** BEGIN Record set **

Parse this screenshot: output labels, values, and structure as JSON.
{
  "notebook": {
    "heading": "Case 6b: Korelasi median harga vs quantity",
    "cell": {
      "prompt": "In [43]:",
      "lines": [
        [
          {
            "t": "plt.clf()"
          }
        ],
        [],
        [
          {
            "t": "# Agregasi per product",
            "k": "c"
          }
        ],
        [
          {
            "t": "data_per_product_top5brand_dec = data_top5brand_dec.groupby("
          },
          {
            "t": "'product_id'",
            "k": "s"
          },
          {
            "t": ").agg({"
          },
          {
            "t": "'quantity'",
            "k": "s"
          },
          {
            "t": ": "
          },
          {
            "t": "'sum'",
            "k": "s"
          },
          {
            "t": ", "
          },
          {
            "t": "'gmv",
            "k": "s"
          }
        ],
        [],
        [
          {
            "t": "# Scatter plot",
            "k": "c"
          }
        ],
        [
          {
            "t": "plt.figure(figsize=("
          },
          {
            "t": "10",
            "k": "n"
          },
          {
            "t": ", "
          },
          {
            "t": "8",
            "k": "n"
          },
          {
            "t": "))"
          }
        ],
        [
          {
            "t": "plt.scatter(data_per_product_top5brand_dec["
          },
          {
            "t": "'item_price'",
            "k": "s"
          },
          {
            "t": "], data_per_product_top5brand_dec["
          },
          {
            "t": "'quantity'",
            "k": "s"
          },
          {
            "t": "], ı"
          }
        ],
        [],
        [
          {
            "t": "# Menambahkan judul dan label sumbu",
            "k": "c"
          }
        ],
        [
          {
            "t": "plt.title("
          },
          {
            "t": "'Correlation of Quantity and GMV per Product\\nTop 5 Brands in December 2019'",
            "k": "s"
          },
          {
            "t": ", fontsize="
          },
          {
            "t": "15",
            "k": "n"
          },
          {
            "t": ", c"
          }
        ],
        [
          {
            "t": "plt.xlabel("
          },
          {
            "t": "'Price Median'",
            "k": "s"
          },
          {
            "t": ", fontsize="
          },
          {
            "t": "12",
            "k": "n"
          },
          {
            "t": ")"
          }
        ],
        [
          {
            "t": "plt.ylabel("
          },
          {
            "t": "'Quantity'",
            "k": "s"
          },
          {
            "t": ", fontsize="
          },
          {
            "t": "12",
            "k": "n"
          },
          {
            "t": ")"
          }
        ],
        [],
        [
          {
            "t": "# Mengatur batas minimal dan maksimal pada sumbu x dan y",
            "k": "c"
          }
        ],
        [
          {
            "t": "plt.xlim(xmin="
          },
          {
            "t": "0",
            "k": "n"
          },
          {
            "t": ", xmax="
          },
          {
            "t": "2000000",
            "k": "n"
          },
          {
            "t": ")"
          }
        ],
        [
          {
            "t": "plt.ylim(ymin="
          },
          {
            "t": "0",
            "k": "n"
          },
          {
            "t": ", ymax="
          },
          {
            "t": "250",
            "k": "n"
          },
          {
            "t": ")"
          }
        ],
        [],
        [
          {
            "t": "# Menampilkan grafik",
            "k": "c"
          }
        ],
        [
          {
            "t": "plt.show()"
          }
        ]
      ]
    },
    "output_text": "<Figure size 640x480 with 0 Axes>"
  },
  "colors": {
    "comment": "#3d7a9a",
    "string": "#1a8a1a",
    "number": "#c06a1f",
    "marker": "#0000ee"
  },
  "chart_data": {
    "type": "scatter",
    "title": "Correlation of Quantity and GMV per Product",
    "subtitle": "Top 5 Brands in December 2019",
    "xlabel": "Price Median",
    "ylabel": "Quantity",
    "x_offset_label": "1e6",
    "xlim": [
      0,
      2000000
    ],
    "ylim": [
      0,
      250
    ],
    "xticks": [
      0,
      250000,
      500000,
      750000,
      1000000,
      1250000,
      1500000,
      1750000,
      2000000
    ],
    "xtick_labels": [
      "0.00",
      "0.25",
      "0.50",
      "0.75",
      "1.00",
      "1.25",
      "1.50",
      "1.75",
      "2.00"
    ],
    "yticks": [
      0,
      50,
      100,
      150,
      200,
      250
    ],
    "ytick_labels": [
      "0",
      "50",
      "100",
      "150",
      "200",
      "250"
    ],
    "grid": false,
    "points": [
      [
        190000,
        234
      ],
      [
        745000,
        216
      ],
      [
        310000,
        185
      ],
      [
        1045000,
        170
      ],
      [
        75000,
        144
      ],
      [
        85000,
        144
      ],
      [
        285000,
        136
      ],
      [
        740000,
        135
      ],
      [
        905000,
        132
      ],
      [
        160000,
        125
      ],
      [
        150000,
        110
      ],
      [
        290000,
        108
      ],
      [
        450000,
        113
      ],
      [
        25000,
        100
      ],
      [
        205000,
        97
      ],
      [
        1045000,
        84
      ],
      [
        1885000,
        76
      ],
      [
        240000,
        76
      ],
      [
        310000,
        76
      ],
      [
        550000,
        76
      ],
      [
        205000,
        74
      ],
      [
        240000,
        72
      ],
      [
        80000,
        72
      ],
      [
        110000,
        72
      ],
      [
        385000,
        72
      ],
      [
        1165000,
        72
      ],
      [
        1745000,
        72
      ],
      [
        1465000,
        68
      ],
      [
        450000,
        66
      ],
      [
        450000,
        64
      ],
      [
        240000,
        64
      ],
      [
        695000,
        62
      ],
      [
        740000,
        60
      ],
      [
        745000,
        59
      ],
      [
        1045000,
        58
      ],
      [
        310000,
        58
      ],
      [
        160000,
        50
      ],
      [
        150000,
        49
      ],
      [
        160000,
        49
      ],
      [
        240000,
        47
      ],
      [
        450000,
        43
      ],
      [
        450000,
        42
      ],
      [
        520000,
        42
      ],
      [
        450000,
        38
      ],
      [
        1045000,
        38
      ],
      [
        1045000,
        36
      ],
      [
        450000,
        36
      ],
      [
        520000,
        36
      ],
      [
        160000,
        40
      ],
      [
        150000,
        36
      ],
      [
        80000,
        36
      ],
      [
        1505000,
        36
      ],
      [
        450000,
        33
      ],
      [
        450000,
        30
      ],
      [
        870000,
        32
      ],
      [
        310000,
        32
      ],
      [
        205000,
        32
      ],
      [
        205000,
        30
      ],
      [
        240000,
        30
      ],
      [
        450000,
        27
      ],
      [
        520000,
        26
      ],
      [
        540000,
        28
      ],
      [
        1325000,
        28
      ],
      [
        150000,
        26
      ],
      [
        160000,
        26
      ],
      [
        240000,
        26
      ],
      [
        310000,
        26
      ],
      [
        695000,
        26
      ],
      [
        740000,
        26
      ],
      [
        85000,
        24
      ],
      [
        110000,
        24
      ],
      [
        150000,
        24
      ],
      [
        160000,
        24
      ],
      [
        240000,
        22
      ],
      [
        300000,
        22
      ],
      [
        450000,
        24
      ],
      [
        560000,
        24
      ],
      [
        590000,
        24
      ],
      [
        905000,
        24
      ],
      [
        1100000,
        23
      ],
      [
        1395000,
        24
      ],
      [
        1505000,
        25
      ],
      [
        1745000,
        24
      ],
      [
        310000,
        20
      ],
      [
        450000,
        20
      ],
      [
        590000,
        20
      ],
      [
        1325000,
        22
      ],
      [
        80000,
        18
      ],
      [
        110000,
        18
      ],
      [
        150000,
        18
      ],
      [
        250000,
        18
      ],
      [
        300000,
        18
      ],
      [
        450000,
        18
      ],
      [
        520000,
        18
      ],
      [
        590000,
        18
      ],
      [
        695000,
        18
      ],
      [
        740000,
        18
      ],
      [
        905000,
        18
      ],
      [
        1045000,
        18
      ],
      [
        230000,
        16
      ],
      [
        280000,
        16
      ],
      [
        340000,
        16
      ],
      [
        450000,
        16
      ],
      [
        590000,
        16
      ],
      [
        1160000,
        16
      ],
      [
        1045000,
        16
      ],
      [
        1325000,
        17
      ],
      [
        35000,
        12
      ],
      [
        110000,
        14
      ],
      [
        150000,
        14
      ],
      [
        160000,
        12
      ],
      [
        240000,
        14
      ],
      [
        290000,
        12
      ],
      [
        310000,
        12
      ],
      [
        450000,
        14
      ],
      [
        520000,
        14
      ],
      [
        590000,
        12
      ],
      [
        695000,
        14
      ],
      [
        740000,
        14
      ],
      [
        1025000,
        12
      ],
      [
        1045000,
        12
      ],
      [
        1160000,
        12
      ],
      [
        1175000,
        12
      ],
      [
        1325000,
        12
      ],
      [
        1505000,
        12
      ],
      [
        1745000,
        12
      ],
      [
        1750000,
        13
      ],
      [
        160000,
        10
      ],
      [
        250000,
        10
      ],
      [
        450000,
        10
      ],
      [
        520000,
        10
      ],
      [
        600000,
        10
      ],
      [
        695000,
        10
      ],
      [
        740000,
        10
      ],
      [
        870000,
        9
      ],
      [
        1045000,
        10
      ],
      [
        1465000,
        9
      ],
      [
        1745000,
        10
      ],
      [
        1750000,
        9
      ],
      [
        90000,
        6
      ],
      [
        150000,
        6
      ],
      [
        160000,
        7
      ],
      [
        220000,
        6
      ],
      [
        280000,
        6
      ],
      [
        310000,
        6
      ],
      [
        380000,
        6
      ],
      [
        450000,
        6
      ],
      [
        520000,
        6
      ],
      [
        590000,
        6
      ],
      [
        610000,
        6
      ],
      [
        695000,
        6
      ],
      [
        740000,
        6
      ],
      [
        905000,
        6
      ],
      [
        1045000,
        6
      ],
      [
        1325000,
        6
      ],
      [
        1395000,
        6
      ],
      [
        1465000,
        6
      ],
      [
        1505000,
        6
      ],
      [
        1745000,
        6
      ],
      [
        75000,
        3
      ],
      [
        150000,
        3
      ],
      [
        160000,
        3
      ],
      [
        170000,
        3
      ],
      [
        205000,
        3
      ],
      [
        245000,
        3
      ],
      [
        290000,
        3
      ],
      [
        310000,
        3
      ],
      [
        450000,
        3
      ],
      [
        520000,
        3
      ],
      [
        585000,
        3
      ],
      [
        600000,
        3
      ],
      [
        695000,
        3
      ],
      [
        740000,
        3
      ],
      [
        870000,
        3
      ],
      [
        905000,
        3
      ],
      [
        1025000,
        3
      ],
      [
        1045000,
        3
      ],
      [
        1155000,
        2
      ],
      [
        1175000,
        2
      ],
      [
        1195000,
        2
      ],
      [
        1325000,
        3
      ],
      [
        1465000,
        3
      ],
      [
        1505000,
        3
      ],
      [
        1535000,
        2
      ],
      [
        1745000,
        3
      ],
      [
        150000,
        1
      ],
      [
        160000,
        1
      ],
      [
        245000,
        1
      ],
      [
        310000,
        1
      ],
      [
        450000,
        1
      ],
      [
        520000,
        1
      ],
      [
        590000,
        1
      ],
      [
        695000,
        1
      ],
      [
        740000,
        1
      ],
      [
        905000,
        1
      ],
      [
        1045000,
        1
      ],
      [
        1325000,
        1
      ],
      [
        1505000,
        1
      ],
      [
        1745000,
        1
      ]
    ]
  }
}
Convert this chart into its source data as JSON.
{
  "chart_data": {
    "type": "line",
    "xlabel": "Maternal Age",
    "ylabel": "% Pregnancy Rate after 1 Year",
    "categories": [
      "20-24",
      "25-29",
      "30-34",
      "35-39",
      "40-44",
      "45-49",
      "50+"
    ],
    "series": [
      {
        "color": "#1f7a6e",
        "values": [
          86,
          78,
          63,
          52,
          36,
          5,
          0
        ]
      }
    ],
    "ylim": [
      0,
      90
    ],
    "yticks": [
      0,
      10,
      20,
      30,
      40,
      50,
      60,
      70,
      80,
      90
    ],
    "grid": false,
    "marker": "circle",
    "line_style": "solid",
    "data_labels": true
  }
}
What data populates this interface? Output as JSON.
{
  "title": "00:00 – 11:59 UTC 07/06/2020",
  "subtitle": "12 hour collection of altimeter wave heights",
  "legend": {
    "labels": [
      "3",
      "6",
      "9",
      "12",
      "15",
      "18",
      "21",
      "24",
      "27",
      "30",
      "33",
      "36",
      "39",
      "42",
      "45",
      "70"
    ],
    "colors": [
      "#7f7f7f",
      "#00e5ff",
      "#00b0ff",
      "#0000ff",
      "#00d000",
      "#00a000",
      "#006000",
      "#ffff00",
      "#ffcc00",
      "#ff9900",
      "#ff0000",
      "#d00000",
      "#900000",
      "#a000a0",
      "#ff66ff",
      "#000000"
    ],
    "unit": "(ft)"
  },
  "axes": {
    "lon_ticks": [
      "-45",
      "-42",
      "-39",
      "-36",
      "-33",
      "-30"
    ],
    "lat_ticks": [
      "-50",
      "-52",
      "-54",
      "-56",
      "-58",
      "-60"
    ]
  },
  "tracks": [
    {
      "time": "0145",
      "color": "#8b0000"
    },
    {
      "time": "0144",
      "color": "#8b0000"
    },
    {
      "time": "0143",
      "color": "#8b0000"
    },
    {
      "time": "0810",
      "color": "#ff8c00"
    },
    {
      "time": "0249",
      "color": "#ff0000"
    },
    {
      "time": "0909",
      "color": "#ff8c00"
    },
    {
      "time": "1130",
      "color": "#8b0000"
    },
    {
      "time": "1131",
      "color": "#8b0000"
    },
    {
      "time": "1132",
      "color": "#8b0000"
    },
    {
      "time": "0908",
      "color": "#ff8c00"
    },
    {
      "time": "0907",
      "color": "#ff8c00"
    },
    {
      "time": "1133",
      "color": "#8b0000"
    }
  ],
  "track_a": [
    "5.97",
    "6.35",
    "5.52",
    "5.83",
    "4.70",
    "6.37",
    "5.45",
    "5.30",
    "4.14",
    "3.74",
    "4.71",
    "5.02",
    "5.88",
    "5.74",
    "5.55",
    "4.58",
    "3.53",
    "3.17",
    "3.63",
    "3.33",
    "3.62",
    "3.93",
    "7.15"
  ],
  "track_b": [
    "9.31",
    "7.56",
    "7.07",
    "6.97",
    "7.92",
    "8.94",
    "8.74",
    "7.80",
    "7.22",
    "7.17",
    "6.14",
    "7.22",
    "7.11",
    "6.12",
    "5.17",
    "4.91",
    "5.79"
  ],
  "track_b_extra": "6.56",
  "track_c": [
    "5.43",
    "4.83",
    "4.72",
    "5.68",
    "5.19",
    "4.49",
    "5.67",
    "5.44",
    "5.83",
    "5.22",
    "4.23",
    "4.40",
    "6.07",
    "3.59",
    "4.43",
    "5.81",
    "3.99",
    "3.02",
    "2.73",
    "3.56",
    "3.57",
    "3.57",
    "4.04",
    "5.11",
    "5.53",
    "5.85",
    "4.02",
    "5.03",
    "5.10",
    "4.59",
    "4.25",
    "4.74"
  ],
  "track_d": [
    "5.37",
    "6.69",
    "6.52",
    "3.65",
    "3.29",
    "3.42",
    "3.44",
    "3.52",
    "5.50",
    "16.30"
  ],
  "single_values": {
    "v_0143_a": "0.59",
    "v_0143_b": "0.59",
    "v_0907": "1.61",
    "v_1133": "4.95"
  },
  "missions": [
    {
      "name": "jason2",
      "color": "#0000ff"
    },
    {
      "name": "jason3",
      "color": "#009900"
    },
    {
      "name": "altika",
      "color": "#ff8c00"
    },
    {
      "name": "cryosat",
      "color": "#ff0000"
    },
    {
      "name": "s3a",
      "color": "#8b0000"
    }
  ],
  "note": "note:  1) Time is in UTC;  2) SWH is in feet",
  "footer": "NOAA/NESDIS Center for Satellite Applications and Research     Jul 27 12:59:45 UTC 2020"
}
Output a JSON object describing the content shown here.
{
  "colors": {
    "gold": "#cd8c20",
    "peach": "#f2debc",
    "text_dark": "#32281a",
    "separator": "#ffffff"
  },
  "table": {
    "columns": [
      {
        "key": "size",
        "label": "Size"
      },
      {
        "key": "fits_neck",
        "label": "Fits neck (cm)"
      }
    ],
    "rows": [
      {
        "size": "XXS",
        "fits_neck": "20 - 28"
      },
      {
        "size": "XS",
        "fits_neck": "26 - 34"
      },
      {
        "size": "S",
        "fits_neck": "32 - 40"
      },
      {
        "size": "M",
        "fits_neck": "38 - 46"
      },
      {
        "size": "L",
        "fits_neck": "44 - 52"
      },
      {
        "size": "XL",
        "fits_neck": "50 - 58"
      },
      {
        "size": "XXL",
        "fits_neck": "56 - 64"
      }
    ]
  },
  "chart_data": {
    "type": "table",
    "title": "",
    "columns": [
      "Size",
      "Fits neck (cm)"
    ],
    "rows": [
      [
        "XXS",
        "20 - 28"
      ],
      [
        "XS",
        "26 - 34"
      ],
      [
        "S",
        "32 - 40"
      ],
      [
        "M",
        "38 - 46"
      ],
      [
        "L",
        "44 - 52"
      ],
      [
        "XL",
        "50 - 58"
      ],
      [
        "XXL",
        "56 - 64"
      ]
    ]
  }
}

** END Record set **

#### What needs to be done
Extract all lines that hold the word "name".

#### Full output
      "name": "jason2",
      "name": "jason3",
      "name": "altika",
      "name": "cryosat",
      "name": "s3a",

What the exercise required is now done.